WHAT TO WORK ON:
Quote the records beneath, complete and exact. Leave out images.

==== INFORMATION PROVIDED ====

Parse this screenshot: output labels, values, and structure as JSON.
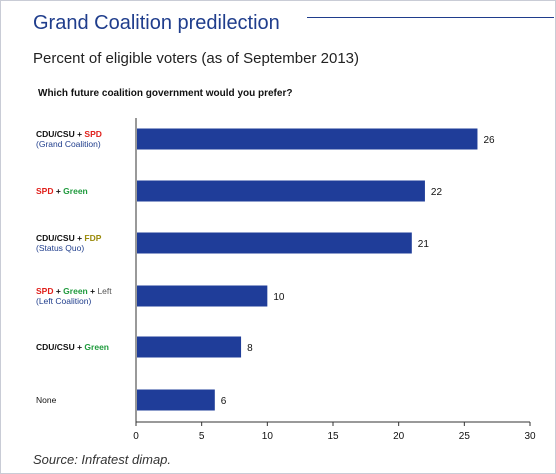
{
  "title": "Grand Coalition predilection",
  "subtitle": "Percent of eligible voters (as of September 2013)",
  "question": "Which future coalition government would you prefer?",
  "source": "Source: Infratest dimap.",
  "colors": {
    "bar": "#1f3d99",
    "title": "#1f3d8c",
    "cdu": "#111111",
    "spd": "#e0201b",
    "green": "#1e9a3c",
    "fdp": "#9a8a0a",
    "left": "#555555",
    "sub": "#1f3d8c"
  },
  "categories": [
    {
      "parts": [
        {
          "text": "CDU/CSU",
          "party": "cdu"
        },
        {
          "text": " + ",
          "party": "plus"
        },
        {
          "text": "SPD",
          "party": "spd"
        }
      ],
      "sub": "(Grand Coalition)"
    },
    {
      "parts": [
        {
          "text": "SPD",
          "party": "spd"
        },
        {
          "text": " + ",
          "party": "plus"
        },
        {
          "text": "Green",
          "party": "green"
        }
      ],
      "sub": ""
    },
    {
      "parts": [
        {
          "text": "CDU/CSU",
          "party": "cdu"
        },
        {
          "text": " + ",
          "party": "plus"
        },
        {
          "text": "FDP",
          "party": "fdp"
        }
      ],
      "sub": "(Status Quo)"
    },
    {
      "parts": [
        {
          "text": "SPD",
          "party": "spd"
        },
        {
          "text": " + ",
          "party": "plus"
        },
        {
          "text": "Green",
          "party": "green"
        },
        {
          "text": " + ",
          "party": "plus"
        },
        {
          "text": "Left",
          "party": "left"
        }
      ],
      "sub": "(Left Coalition)"
    },
    {
      "parts": [
        {
          "text": "CDU/CSU",
          "party": "cdu"
        },
        {
          "text": " + ",
          "party": "plus"
        },
        {
          "text": "Green",
          "party": "green"
        }
      ],
      "sub": ""
    },
    {
      "parts": [
        {
          "text": "None",
          "party": "none"
        }
      ],
      "sub": ""
    }
  ],
  "chart_data": {
    "type": "bar",
    "orientation": "horizontal",
    "title": "Grand Coalition predilection",
    "subtitle": "Percent of eligible voters (as of September 2013)",
    "categories": [
      "CDU/CSU + SPD (Grand Coalition)",
      "SPD + Green",
      "CDU/CSU + FDP (Status Quo)",
      "SPD + Green + Left (Left Coalition)",
      "CDU/CSU + Green",
      "None"
    ],
    "values": [
      26,
      22,
      21,
      10,
      8,
      6
    ],
    "data_labels": [
      "26",
      "22",
      "21",
      "10",
      "8",
      "6"
    ],
    "xlim": [
      0,
      30
    ],
    "xticks": [
      0,
      5,
      10,
      15,
      20,
      25,
      30
    ],
    "xtick_labels": [
      "0",
      "5",
      "10",
      "15",
      "20",
      "25",
      "30"
    ],
    "grid": false,
    "legend": "none"
  }
}
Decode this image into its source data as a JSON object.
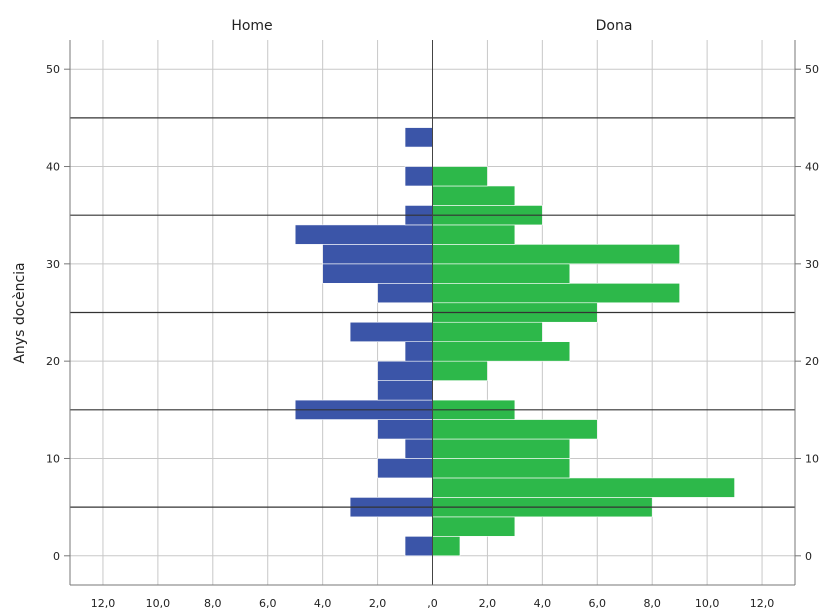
{
  "chart_data": {
    "type": "bar",
    "subtype": "population-pyramid",
    "panels": [
      "Home",
      "Dona"
    ],
    "ylabel": "Anys docència",
    "xlabel": "",
    "y_ticks": [
      0,
      10,
      20,
      30,
      40,
      50
    ],
    "y_tick_labels": [
      "0",
      "10",
      "20",
      "30",
      "40",
      "50"
    ],
    "ylim": [
      -3,
      53
    ],
    "x_ticks": [
      12,
      10,
      8,
      6,
      4,
      2,
      0,
      2,
      4,
      6,
      8,
      10,
      12
    ],
    "x_tick_labels": [
      "12,0",
      "10,0",
      "8,0",
      "6,0",
      "4,0",
      "2,0",
      ",0",
      "2,0",
      "4,0",
      "6,0",
      "8,0",
      "10,0",
      "12,0"
    ],
    "xlim": [
      -13.2,
      13.2
    ],
    "bin_width": 2,
    "bins": [
      0,
      2,
      4,
      6,
      8,
      10,
      12,
      14,
      16,
      18,
      20,
      22,
      24,
      26,
      28,
      30,
      32,
      34,
      36,
      38,
      40,
      42
    ],
    "reference_lines_y": [
      5,
      15,
      25,
      35,
      45
    ],
    "grid": true,
    "series": [
      {
        "name": "Home",
        "color": "#3b55a8",
        "values": [
          1,
          0,
          3,
          0,
          2,
          1,
          2,
          5,
          2,
          2,
          1,
          3,
          0,
          2,
          4,
          4,
          5,
          1,
          0,
          1,
          0,
          1
        ]
      },
      {
        "name": "Dona",
        "color": "#2db84a",
        "values": [
          1,
          3,
          8,
          11,
          5,
          5,
          6,
          3,
          0,
          2,
          5,
          4,
          6,
          9,
          5,
          9,
          3,
          4,
          3,
          2,
          0,
          0
        ]
      }
    ]
  }
}
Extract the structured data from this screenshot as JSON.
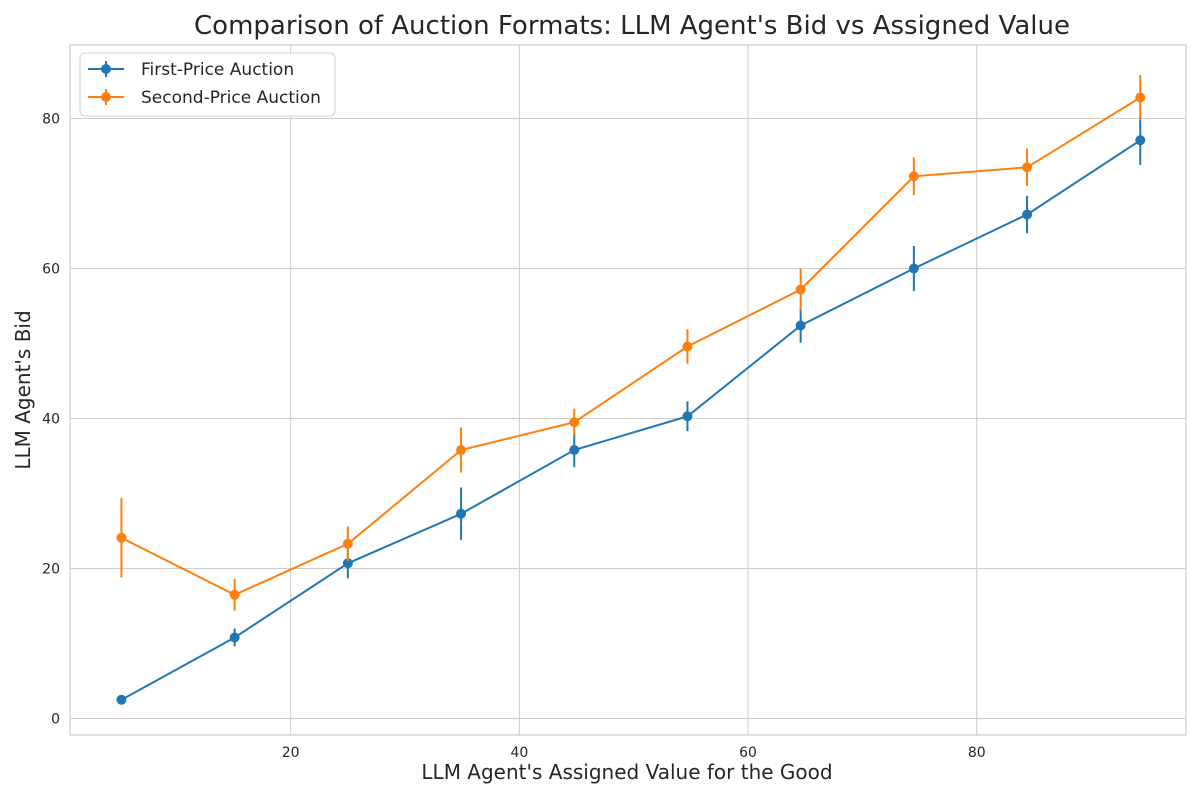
{
  "chart_data": {
    "type": "line",
    "title": "Comparison of Auction Formats: LLM Agent's Bid vs Assigned Value",
    "xlabel": "LLM Agent's Assigned Value for the Good",
    "ylabel": "LLM Agent's Bid",
    "xlim": [
      0.7,
      98.3
    ],
    "ylim": [
      -2.2,
      89.8
    ],
    "xticks": [
      20,
      40,
      60,
      80
    ],
    "yticks": [
      0,
      20,
      40,
      60,
      80
    ],
    "grid": true,
    "legend_position": "top-left",
    "x": [
      5.2,
      15.1,
      25.0,
      34.9,
      44.8,
      54.7,
      64.6,
      74.5,
      84.4,
      94.3
    ],
    "series": [
      {
        "name": "First-Price Auction",
        "color": "#1f77b4",
        "values": [
          2.5,
          10.8,
          20.7,
          27.3,
          35.8,
          40.3,
          52.4,
          60.0,
          67.2,
          77.1
        ],
        "errors": [
          0.3,
          1.2,
          2.0,
          3.5,
          2.3,
          2.0,
          2.3,
          3.0,
          2.5,
          3.3
        ]
      },
      {
        "name": "Second-Price Auction",
        "color": "#ff7f0e",
        "values": [
          24.1,
          16.5,
          23.3,
          35.8,
          39.5,
          49.6,
          57.2,
          72.3,
          73.5,
          82.8
        ],
        "errors": [
          5.3,
          2.1,
          2.3,
          3.0,
          1.8,
          2.3,
          2.8,
          2.5,
          2.5,
          3.0
        ]
      }
    ]
  }
}
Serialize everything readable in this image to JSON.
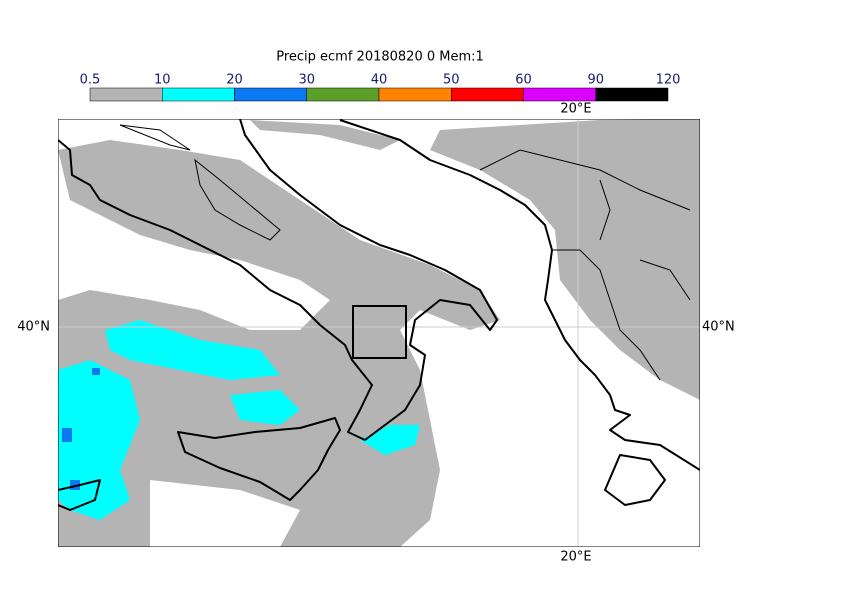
{
  "title": "Precip ecmf 20180820 0 Mem:1",
  "colorbar": {
    "bounds": [
      0.5,
      10,
      20,
      30,
      40,
      50,
      60,
      90,
      120
    ],
    "colors": [
      "#b4b4b4",
      "#00ffff",
      "#0a78f0",
      "#5aa028",
      "#ff8200",
      "#ff0000",
      "#dc00ff",
      "#000000"
    ]
  },
  "map": {
    "lon_label": "20°E",
    "lat_label": "40°N"
  }
}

====

OUTPUT OF THE TASK:
Parse this screenshot: output labels, values, and structure as JSON.
{
  "title": "Grand Coalition predilection",
  "subtitle": "Percent of eligible voters (as of September 2013)",
  "question": "Which future coalition government would you prefer?",
  "source": "Source: Infratest dimap.",
  "colors": {
    "bar": "#1f3d99",
    "title": "#1f3d8c",
    "cdu": "#111111",
    "spd": "#e0201b",
    "green": "#1e9a3c",
    "fdp": "#9a8a0a",
    "left": "#555555",
    "sub": "#1f3d8c"
  },
  "categories": [
    {
      "parts": [
        {
          "text": "CDU/CSU",
          "party": "cdu"
        },
        {
          "text": " + ",
          "party": "plus"
        },
        {
          "text": "SPD",
          "party": "spd"
        }
      ],
      "sub": "(Grand Coalition)"
    },
    {
      "parts": [
        {
          "text": "SPD",
          "party": "spd"
        },
        {
          "text": " + ",
          "party": "plus"
        },
        {
          "text": "Green",
          "party": "green"
        }
      ],
      "sub": ""
    },
    {
      "parts": [
        {
          "text": "CDU/CSU",
          "party": "cdu"
        },
        {
          "text": " + ",
          "party": "plus"
        },
        {
          "text": "FDP",
          "party": "fdp"
        }
      ],
      "sub": "(Status Quo)"
    },
    {
      "parts": [
        {
          "text": "SPD",
          "party": "spd"
        },
        {
          "text": " + ",
          "party": "plus"
        },
        {
          "text": "Green",
          "party": "green"
        },
        {
          "text": " + ",
          "party": "plus"
        },
        {
          "text": "Left",
          "party": "left"
        }
      ],
      "sub": "(Left Coalition)"
    },
    {
      "parts": [
        {
          "text": "CDU/CSU",
          "party": "cdu"
        },
        {
          "text": " + ",
          "party": "plus"
        },
        {
          "text": "Green",
          "party": "green"
        }
      ],
      "sub": ""
    },
    {
      "parts": [
        {
          "text": "None",
          "party": "none"
        }
      ],
      "sub": ""
    }
  ],
  "chart_data": {
    "type": "bar",
    "orientation": "horizontal",
    "title": "Grand Coalition predilection",
    "subtitle": "Percent of eligible voters (as of September 2013)",
    "categories": [
      "CDU/CSU + SPD (Grand Coalition)",
      "SPD + Green",
      "CDU/CSU + FDP (Status Quo)",
      "SPD + Green + Left (Left Coalition)",
      "CDU/CSU + Green",
      "None"
    ],
    "values": [
      26,
      22,
      21,
      10,
      8,
      6
    ],
    "data_labels": [
      "26",
      "22",
      "21",
      "10",
      "8",
      "6"
    ],
    "xlim": [
      0,
      30
    ],
    "xticks": [
      0,
      5,
      10,
      15,
      20,
      25,
      30
    ],
    "xtick_labels": [
      "0",
      "5",
      "10",
      "15",
      "20",
      "25",
      "30"
    ],
    "grid": false,
    "legend": "none"
  }
}
Decode this image into its source data as a JSON object.
{
  "chart_data": {
    "type": "bar",
    "subtype": "population-pyramid",
    "panels": [
      "Home",
      "Dona"
    ],
    "ylabel": "Anys docència",
    "xlabel": "",
    "y_ticks": [
      0,
      10,
      20,
      30,
      40,
      50
    ],
    "y_tick_labels": [
      "0",
      "10",
      "20",
      "30",
      "40",
      "50"
    ],
    "ylim": [
      -3,
      53
    ],
    "x_ticks": [
      12,
      10,
      8,
      6,
      4,
      2,
      0,
      2,
      4,
      6,
      8,
      10,
      12
    ],
    "x_tick_labels": [
      "12,0",
      "10,0",
      "8,0",
      "6,0",
      "4,0",
      "2,0",
      ",0",
      "2,0",
      "4,0",
      "6,0",
      "8,0",
      "10,0",
      "12,0"
    ],
    "xlim": [
      -13.2,
      13.2
    ],
    "bin_width": 2,
    "bins": [
      0,
      2,
      4,
      6,
      8,
      10,
      12,
      14,
      16,
      18,
      20,
      22,
      24,
      26,
      28,
      30,
      32,
      34,
      36,
      38,
      40,
      42
    ],
    "reference_lines_y": [
      5,
      15,
      25,
      35,
      45
    ],
    "grid": true,
    "series": [
      {
        "name": "Home",
        "color": "#3b55a8",
        "values": [
          1,
          0,
          3,
          0,
          2,
          1,
          2,
          5,
          2,
          2,
          1,
          3,
          0,
          2,
          4,
          4,
          5,
          1,
          0,
          1,
          0,
          1
        ]
      },
      {
        "name": "Dona",
        "color": "#2db84a",
        "values": [
          1,
          3,
          8,
          11,
          5,
          5,
          6,
          3,
          0,
          2,
          5,
          4,
          6,
          9,
          5,
          9,
          3,
          4,
          3,
          2,
          0,
          0
        ]
      }
    ]
  }
}
Extract the structured data from this screenshot as JSON.
{
  "chart_data": {
    "type": "line",
    "title": "Comparison of Auction Formats: LLM Agent's Bid vs Assigned Value",
    "xlabel": "LLM Agent's Assigned Value for the Good",
    "ylabel": "LLM Agent's Bid",
    "xlim": [
      0.7,
      98.3
    ],
    "ylim": [
      -2.2,
      89.8
    ],
    "xticks": [
      20,
      40,
      60,
      80
    ],
    "yticks": [
      0,
      20,
      40,
      60,
      80
    ],
    "grid": true,
    "legend_position": "top-left",
    "x": [
      5.2,
      15.1,
      25.0,
      34.9,
      44.8,
      54.7,
      64.6,
      74.5,
      84.4,
      94.3
    ],
    "series": [
      {
        "name": "First-Price Auction",
        "color": "#1f77b4",
        "values": [
          2.5,
          10.8,
          20.7,
          27.3,
          35.8,
          40.3,
          52.4,
          60.0,
          67.2,
          77.1
        ],
        "errors": [
          0.3,
          1.2,
          2.0,
          3.5,
          2.3,
          2.0,
          2.3,
          3.0,
          2.5,
          3.3
        ]
      },
      {
        "name": "Second-Price Auction",
        "color": "#ff7f0e",
        "values": [
          24.1,
          16.5,
          23.3,
          35.8,
          39.5,
          49.6,
          57.2,
          72.3,
          73.5,
          82.8
        ],
        "errors": [
          5.3,
          2.1,
          2.3,
          3.0,
          1.8,
          2.3,
          2.8,
          2.5,
          2.5,
          3.0
        ]
      }
    ]
  }
}
Serialize everything readable in this image to JSON.
{
  "title": "Precip ecmf 20180820 0 Mem:1",
  "colorbar": {
    "bounds": [
      0.5,
      10,
      20,
      30,
      40,
      50,
      60,
      90,
      120
    ],
    "colors": [
      "#b4b4b4",
      "#00ffff",
      "#0a78f0",
      "#5aa028",
      "#ff8200",
      "#ff0000",
      "#dc00ff",
      "#000000"
    ]
  },
  "map": {
    "lon_label": "20°E",
    "lat_label": "40°N"
  }
}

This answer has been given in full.